>> START RAW RECORDS
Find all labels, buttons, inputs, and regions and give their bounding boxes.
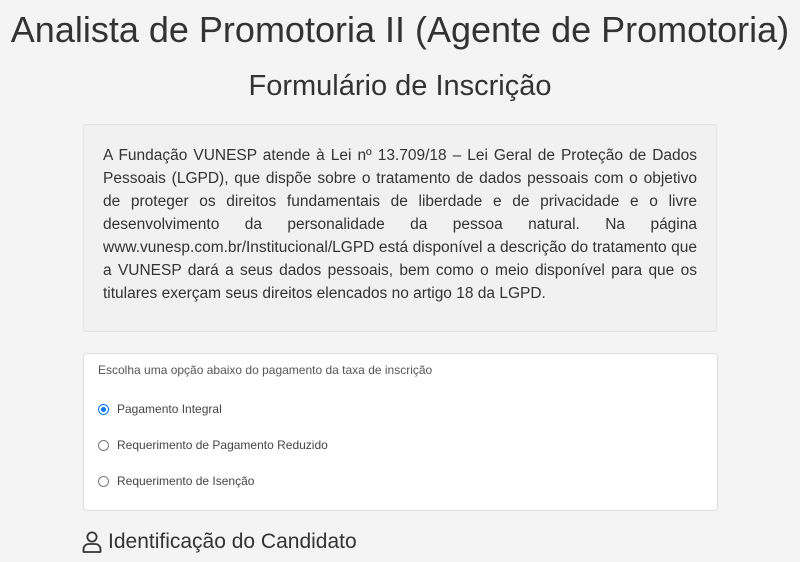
payment-legend: Escolha uma opção abaixo do pagamento da… — [98, 363, 433, 377]
option-isencao[interactable]: Requerimento de Isenção — [98, 463, 703, 499]
option-pagamento-reduzido[interactable]: Requerimento de Pagamento Reduzido — [98, 427, 703, 463]
user-icon — [82, 531, 102, 553]
lgpd-text: A Fundação VUNESP atende à Lei nº 13.709… — [103, 147, 697, 302]
form-title: Formulário de Inscrição — [248, 70, 552, 102]
payment-options-panel: Escolha uma opção abaixo do pagamento da… — [83, 353, 718, 511]
option-label[interactable]: Requerimento de Isenção — [117, 474, 254, 488]
radio-pagamento-reduzido[interactable] — [98, 439, 109, 451]
page-title: Analista de Promotoria II (Agente de Pro… — [10, 9, 790, 50]
candidate-section-title: Identificação do Candidato — [108, 530, 357, 553]
radio-isencao[interactable] — [98, 475, 109, 487]
page: Analista de Promotoria II (Agente de Pro… — [0, 0, 800, 562]
option-label[interactable]: Pagamento Integral — [117, 402, 222, 416]
candidate-section-heading: Identificação do Candidato — [82, 528, 357, 556]
lgpd-notice: A Fundação VUNESP atende à Lei nº 13.709… — [83, 124, 717, 332]
radio-pagamento-integral[interactable] — [98, 403, 109, 415]
option-pagamento-integral[interactable]: Pagamento Integral — [98, 391, 703, 427]
option-label[interactable]: Requerimento de Pagamento Reduzido — [117, 438, 328, 452]
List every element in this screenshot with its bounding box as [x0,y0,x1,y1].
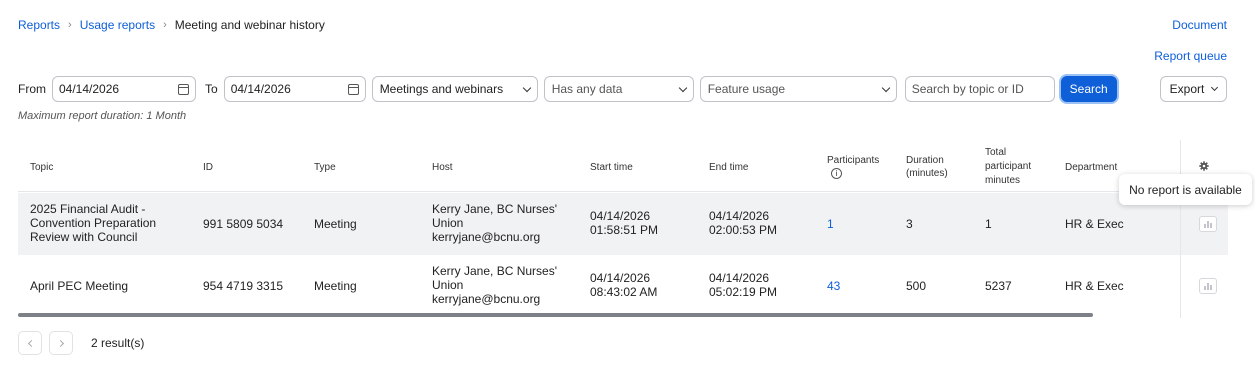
>> END RAW RECORDS
> _STATED GOAL_
Render every line of the items above as a Markdown table with the columns "Number" and "Text", skipping blank lines and leaving out the pictures.

> _CORRECT RESULT_
| Number | Text |
|---|---|
| 1 | Find all labels, buttons, inputs, and regions and give their bounding boxes. |
| 2 | payment-legend: Escolha uma opção abaixo do pagamento da… — [98, 363, 433, 377] |
| 3 | option-isencao[interactable]: Requerimento de Isenção — [98, 463, 703, 499] |
| 4 | option-pagamento-reduzido[interactable]: Requerimento de Pagamento Reduzido — [98, 427, 703, 463] |
| 5 | user-icon — [82, 531, 102, 553] |
| 6 | lgpd-text: A Fundação VUNESP atende à Lei nº 13.709… — [103, 147, 697, 302] |
| 7 | form-title: Formulário de Inscrição — [248, 70, 552, 102] |
| 8 | payment-options-panel: Escolha uma opção abaixo do pagamento da… — [83, 353, 718, 511] |
| 9 | option-label[interactable]: Requerimento de Isenção — [117, 474, 254, 488] |
| 10 | radio-pagamento-reduzido[interactable] — [98, 439, 109, 451] |
| 11 | page-title: Analista de Promotoria II (Agente de Pro… — [10, 9, 790, 50] |
| 12 | candidate-section-title: Identificação do Candidato — [108, 530, 357, 553] |
| 13 | radio-isencao[interactable] — [98, 475, 109, 487] |
| 14 | page: Analista de Promotoria II (Agente de Pro… — [0, 0, 800, 562] |
| 15 | option-label[interactable]: Pagamento Integral — [117, 402, 222, 416] |
| 16 | candidate-section-heading: Identificação do Candidato — [82, 528, 357, 556] |
| 17 | lgpd-notice: A Fundação VUNESP atende à Lei nº 13.709… — [83, 124, 717, 332] |
| 18 | radio-pagamento-integral[interactable] — [98, 403, 109, 415] |
| 19 | option-pagamento-integral[interactable]: Pagamento Integral — [98, 391, 703, 427] |
| 20 | option-label[interactable]: Requerimento de Pagamento Reduzido — [117, 438, 328, 452] |
| 21 | List every element in this screenshot with its bounding box as [x0,y0,x1,y1]. |